Figure record extracts ::
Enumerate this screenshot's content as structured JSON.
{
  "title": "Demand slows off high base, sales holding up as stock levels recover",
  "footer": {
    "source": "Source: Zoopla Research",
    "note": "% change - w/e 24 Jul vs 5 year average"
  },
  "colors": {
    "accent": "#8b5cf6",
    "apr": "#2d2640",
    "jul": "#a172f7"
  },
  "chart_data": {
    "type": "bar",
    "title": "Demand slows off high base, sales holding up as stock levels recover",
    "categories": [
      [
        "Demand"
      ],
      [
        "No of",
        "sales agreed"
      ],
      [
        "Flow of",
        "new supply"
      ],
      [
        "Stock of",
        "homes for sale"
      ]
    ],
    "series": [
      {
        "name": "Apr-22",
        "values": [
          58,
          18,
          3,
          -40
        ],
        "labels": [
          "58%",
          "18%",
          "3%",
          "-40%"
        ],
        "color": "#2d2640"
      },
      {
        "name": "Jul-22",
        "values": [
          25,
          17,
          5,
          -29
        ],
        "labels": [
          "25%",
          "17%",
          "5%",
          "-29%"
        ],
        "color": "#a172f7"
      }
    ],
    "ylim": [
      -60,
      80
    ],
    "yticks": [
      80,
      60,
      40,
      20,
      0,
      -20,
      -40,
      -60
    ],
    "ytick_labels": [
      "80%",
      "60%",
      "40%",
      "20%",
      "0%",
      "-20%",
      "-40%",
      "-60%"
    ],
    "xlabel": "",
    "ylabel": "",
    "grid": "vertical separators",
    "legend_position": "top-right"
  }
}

What needs to be done :: Restate every line of the data word for word.

Finished task ::
Enumerate this screenshot's content as structured JSON.
{
  "title": "Demand slows off high base, sales holding up as stock levels recover",
  "footer": {
    "source": "Source: Zoopla Research",
    "note": "% change - w/e 24 Jul vs 5 year average"
  },
  "colors": {
    "accent": "#8b5cf6",
    "apr": "#2d2640",
    "jul": "#a172f7"
  },
  "chart_data": {
    "type": "bar",
    "title": "Demand slows off high base, sales holding up as stock levels recover",
    "categories": [
      [
        "Demand"
      ],
      [
        "No of",
        "sales agreed"
      ],
      [
        "Flow of",
        "new supply"
      ],
      [
        "Stock of",
        "homes for sale"
      ]
    ],
    "series": [
      {
        "name": "Apr-22",
        "values": [
          58,
          18,
          3,
          -40
        ],
        "labels": [
          "58%",
          "18%",
          "3%",
          "-40%"
        ],
        "color": "#2d2640"
      },
      {
        "name": "Jul-22",
        "values": [
          25,
          17,
          5,
          -29
        ],
        "labels": [
          "25%",
          "17%",
          "5%",
          "-29%"
        ],
        "color": "#a172f7"
      }
    ],
    "ylim": [
      -60,
      80
    ],
    "yticks": [
      80,
      60,
      40,
      20,
      0,
      -20,
      -40,
      -60
    ],
    "ytick_labels": [
      "80%",
      "60%",
      "40%",
      "20%",
      "0%",
      "-20%",
      "-40%",
      "-60%"
    ],
    "xlabel": "",
    "ylabel": "",
    "grid": "vertical separators",
    "legend_position": "top-right"
  }
}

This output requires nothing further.